* **EXERCISE DETAILS**: Set the listing down again exactly, please, apart from its pictures.
#### MATERIAL SHOWN
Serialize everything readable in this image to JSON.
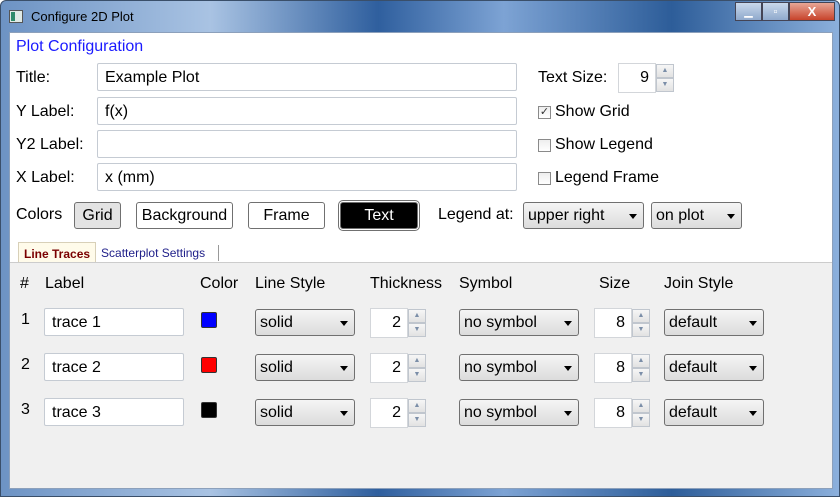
{
  "window": {
    "title": "Configure 2D Plot",
    "minimize": "▁",
    "maximize": "▫",
    "close": "X"
  },
  "header": "Plot Configuration",
  "fields": {
    "title": {
      "label": "Title:",
      "value": "Example Plot"
    },
    "ylabel": {
      "label": "Y Label:",
      "value": "f(x)"
    },
    "y2label": {
      "label": "Y2 Label:",
      "value": ""
    },
    "xlabel": {
      "label": "X Label:",
      "value": "x (mm)"
    }
  },
  "text_size": {
    "label": "Text Size:",
    "value": "9"
  },
  "checkboxes": {
    "show_grid": {
      "label": "Show Grid",
      "checked": true,
      "mark": "✓"
    },
    "show_legend": {
      "label": "Show Legend",
      "checked": false
    },
    "legend_frame": {
      "label": "Legend Frame",
      "checked": false
    }
  },
  "colors": {
    "label": "Colors",
    "grid": "Grid",
    "background": "Background",
    "frame": "Frame",
    "text": "Text"
  },
  "legend": {
    "label": "Legend at:",
    "position": "upper right",
    "placement": "on plot"
  },
  "tabs": [
    {
      "label": "Line Traces",
      "active": true
    },
    {
      "label": "Scatterplot Settings",
      "active": false
    }
  ],
  "table": {
    "headers": {
      "num": "#",
      "label": "Label",
      "color": "Color",
      "style": "Line Style",
      "thickness": "Thickness",
      "symbol": "Symbol",
      "size": "Size",
      "join": "Join Style"
    },
    "rows": [
      {
        "num": "1",
        "label": "trace 1",
        "color": "#0000ff",
        "style": "solid",
        "thickness": "2",
        "symbol": "no symbol",
        "size": "8",
        "join": "default"
      },
      {
        "num": "2",
        "label": "trace 2",
        "color": "#ff0000",
        "style": "solid",
        "thickness": "2",
        "symbol": "no symbol",
        "size": "8",
        "join": "default"
      },
      {
        "num": "3",
        "label": "trace 3",
        "color": "#000000",
        "style": "solid",
        "thickness": "2",
        "symbol": "no symbol",
        "size": "8",
        "join": "default"
      }
    ]
  }
}
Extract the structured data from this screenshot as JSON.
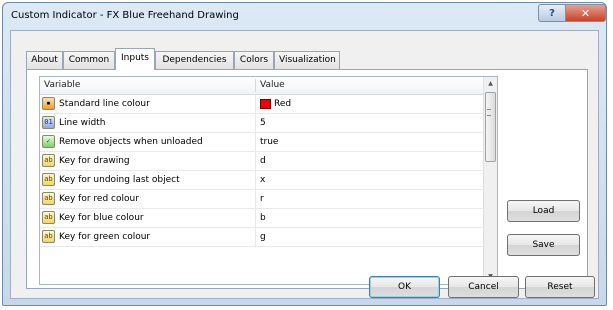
{
  "window": {
    "title": "Custom Indicator - FX Blue Freehand Drawing",
    "help_label": "?",
    "close_label": "✕"
  },
  "tabs": [
    {
      "label": "About",
      "active": false
    },
    {
      "label": "Common",
      "active": false
    },
    {
      "label": "Inputs",
      "active": true
    },
    {
      "label": "Dependencies",
      "active": false
    },
    {
      "label": "Colors",
      "active": false
    },
    {
      "label": "Visualization",
      "active": false
    }
  ],
  "grid": {
    "headers": {
      "variable": "Variable",
      "value": "Value"
    },
    "rows": [
      {
        "icon": "color-icon",
        "variable": "Standard line colour",
        "value": "Red",
        "swatch": "#ee0000"
      },
      {
        "icon": "number-icon",
        "variable": "Line width",
        "value": "5"
      },
      {
        "icon": "bool-icon",
        "variable": "Remove objects when unloaded",
        "value": "true"
      },
      {
        "icon": "text-icon",
        "variable": "Key for drawing",
        "value": "d"
      },
      {
        "icon": "text-icon",
        "variable": "Key for undoing last object",
        "value": "x"
      },
      {
        "icon": "text-icon",
        "variable": "Key for red colour",
        "value": "r"
      },
      {
        "icon": "text-icon",
        "variable": "Key for blue colour",
        "value": "b"
      },
      {
        "icon": "text-icon",
        "variable": "Key for green colour",
        "value": "g"
      }
    ]
  },
  "side_buttons": {
    "load": "Load",
    "save": "Save"
  },
  "footer_buttons": {
    "ok": "OK",
    "cancel": "Cancel",
    "reset": "Reset"
  },
  "colors": {
    "accent": "#3c7fb1",
    "titlebar": "#c6d9ec",
    "close": "#c7412a"
  }
}
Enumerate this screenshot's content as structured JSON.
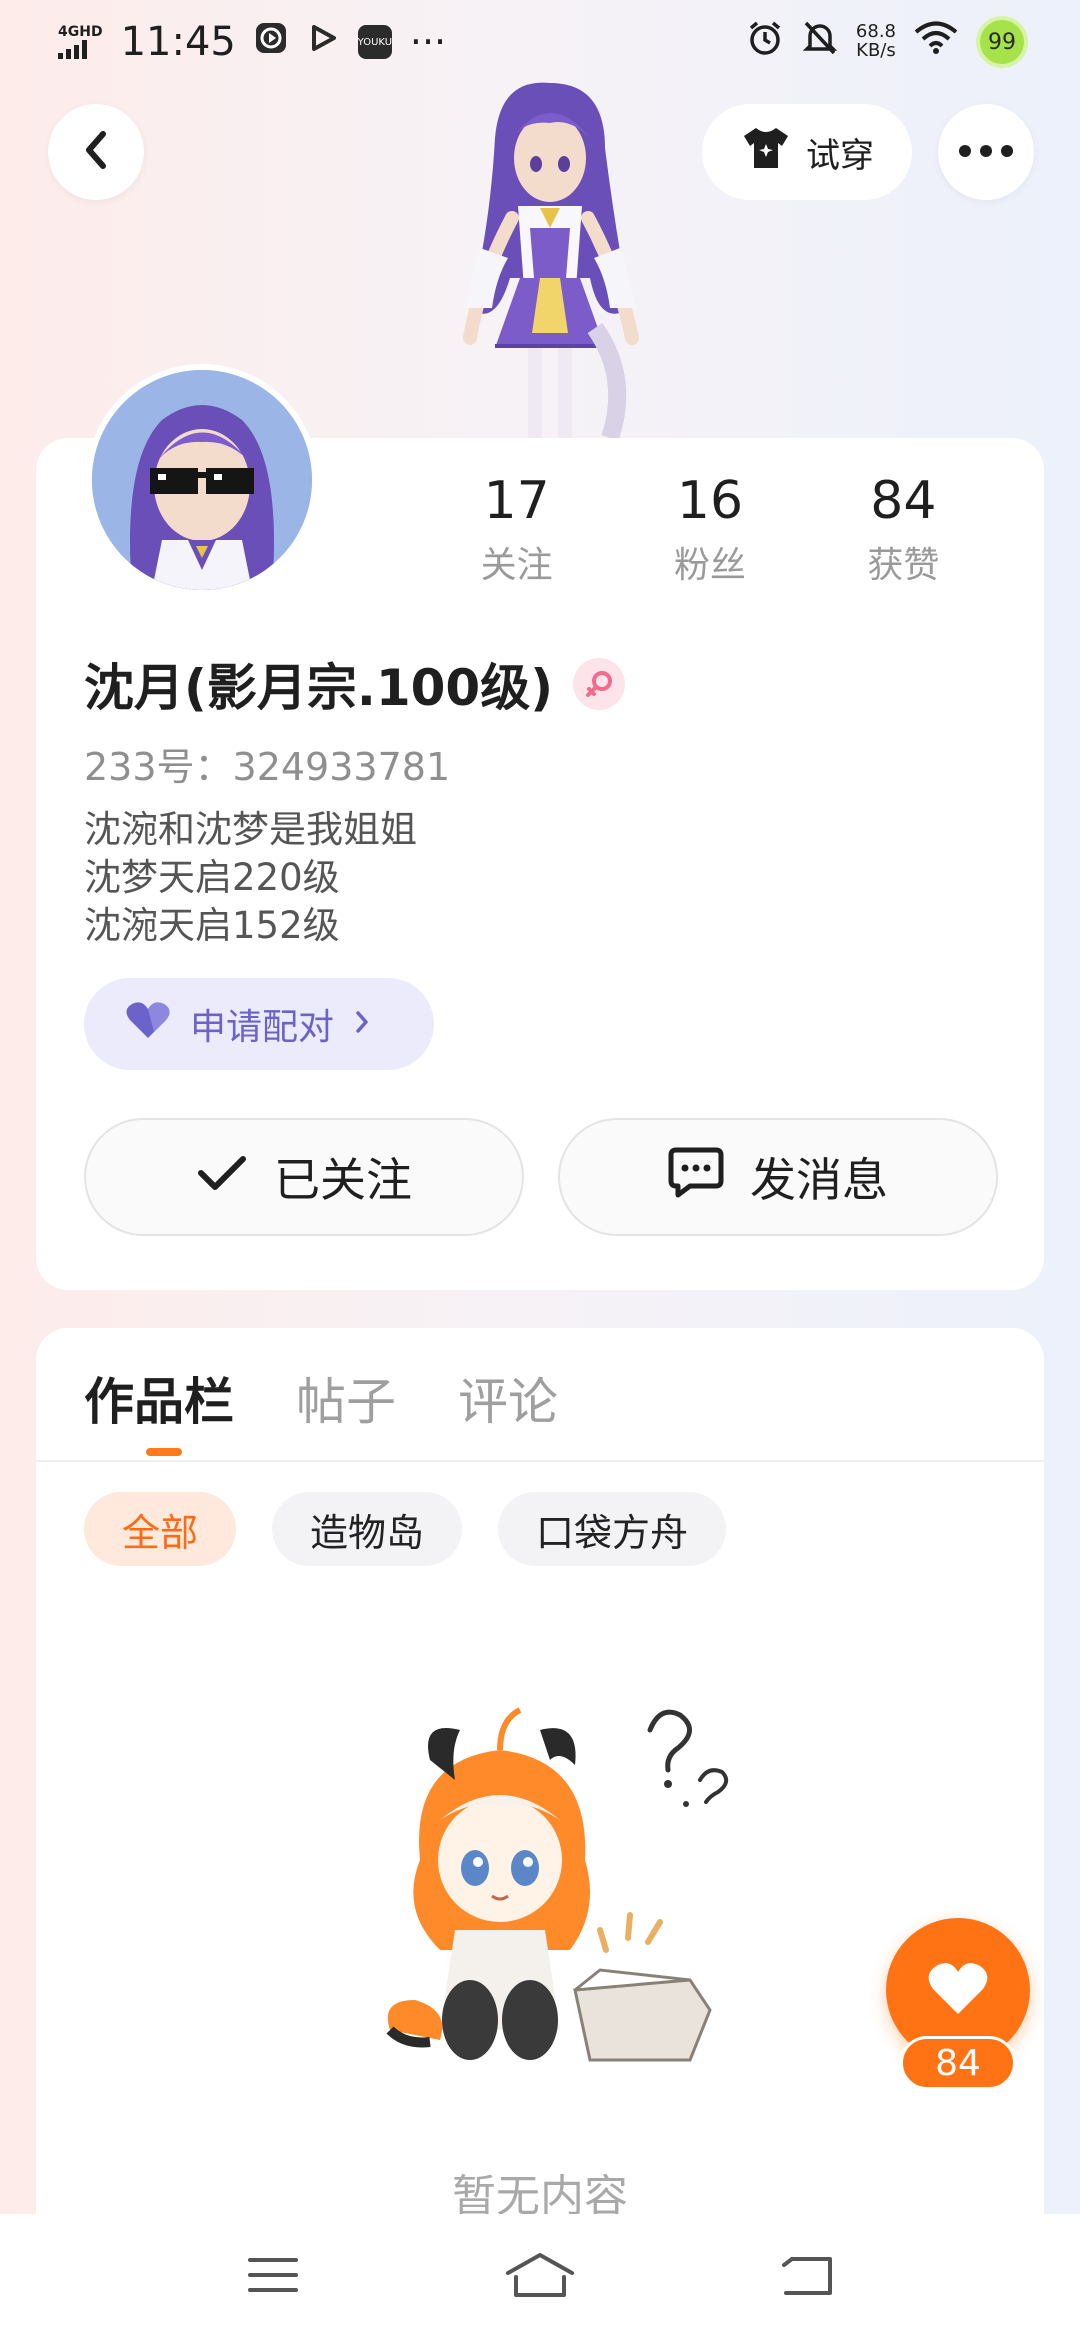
########
* **WORKED ANSWER**:
Serialize everything readable in this image to JSON.
{
  "window": {
    "title": "Configure 2D Plot",
    "minimize": "▁",
    "maximize": "▫",
    "close": "X"
  },
  "header": "Plot Configuration",
  "fields": {
    "title": {
      "label": "Title:",
      "value": "Example Plot"
    },
    "ylabel": {
      "label": "Y Label:",
      "value": "f(x)"
    },
    "y2label": {
      "label": "Y2 Label:",
      "value": ""
    },
    "xlabel": {
      "label": "X Label:",
      "value": "x (mm)"
    }
  },
  "text_size": {
    "label": "Text Size:",
    "value": "9"
  },
  "checkboxes": {
    "show_grid": {
      "label": "Show Grid",
      "checked": true,
      "mark": "✓"
    },
    "show_legend": {
      "label": "Show Legend",
      "checked": false
    },
    "legend_frame": {
      "label": "Legend Frame",
      "checked": false
    }
  },
  "colors": {
    "label": "Colors",
    "grid": "Grid",
    "background": "Background",
    "frame": "Frame",
    "text": "Text"
  },
  "legend": {
    "label": "Legend at:",
    "position": "upper right",
    "placement": "on plot"
  },
  "tabs": [
    {
      "label": "Line Traces",
      "active": true
    },
    {
      "label": "Scatterplot Settings",
      "active": false
    }
  ],
  "table": {
    "headers": {
      "num": "#",
      "label": "Label",
      "color": "Color",
      "style": "Line Style",
      "thickness": "Thickness",
      "symbol": "Symbol",
      "size": "Size",
      "join": "Join Style"
    },
    "rows": [
      {
        "num": "1",
        "label": "trace 1",
        "color": "#0000ff",
        "style": "solid",
        "thickness": "2",
        "symbol": "no symbol",
        "size": "8",
        "join": "default"
      },
      {
        "num": "2",
        "label": "trace 2",
        "color": "#ff0000",
        "style": "solid",
        "thickness": "2",
        "symbol": "no symbol",
        "size": "8",
        "join": "default"
      },
      {
        "num": "3",
        "label": "trace 3",
        "color": "#000000",
        "style": "solid",
        "thickness": "2",
        "symbol": "no symbol",
        "size": "8",
        "join": "default"
      }
    ]
  }
}
Extract the structured data from this screenshot as JSON.
{
  "window": {
    "title": "Custom Indicator - FX Blue Freehand Drawing",
    "help_label": "?",
    "close_label": "✕"
  },
  "tabs": [
    {
      "label": "About",
      "active": false
    },
    {
      "label": "Common",
      "active": false
    },
    {
      "label": "Inputs",
      "active": true
    },
    {
      "label": "Dependencies",
      "active": false
    },
    {
      "label": "Colors",
      "active": false
    },
    {
      "label": "Visualization",
      "active": false
    }
  ],
  "grid": {
    "headers": {
      "variable": "Variable",
      "value": "Value"
    },
    "rows": [
      {
        "icon": "color-icon",
        "variable": "Standard line colour",
        "value": "Red",
        "swatch": "#ee0000"
      },
      {
        "icon": "number-icon",
        "variable": "Line width",
        "value": "5"
      },
      {
        "icon": "bool-icon",
        "variable": "Remove objects when unloaded",
        "value": "true"
      },
      {
        "icon": "text-icon",
        "variable": "Key for drawing",
        "value": "d"
      },
      {
        "icon": "text-icon",
        "variable": "Key for undoing last object",
        "value": "x"
      },
      {
        "icon": "text-icon",
        "variable": "Key for red colour",
        "value": "r"
      },
      {
        "icon": "text-icon",
        "variable": "Key for blue colour",
        "value": "b"
      },
      {
        "icon": "text-icon",
        "variable": "Key for green colour",
        "value": "g"
      }
    ]
  },
  "side_buttons": {
    "load": "Load",
    "save": "Save"
  },
  "footer_buttons": {
    "ok": "OK",
    "cancel": "Cancel",
    "reset": "Reset"
  },
  "colors": {
    "accent": "#3c7fb1",
    "titlebar": "#c6d9ec",
    "close": "#c7412a"
  }
}
Enumerate this screenshot's content as structured JSON.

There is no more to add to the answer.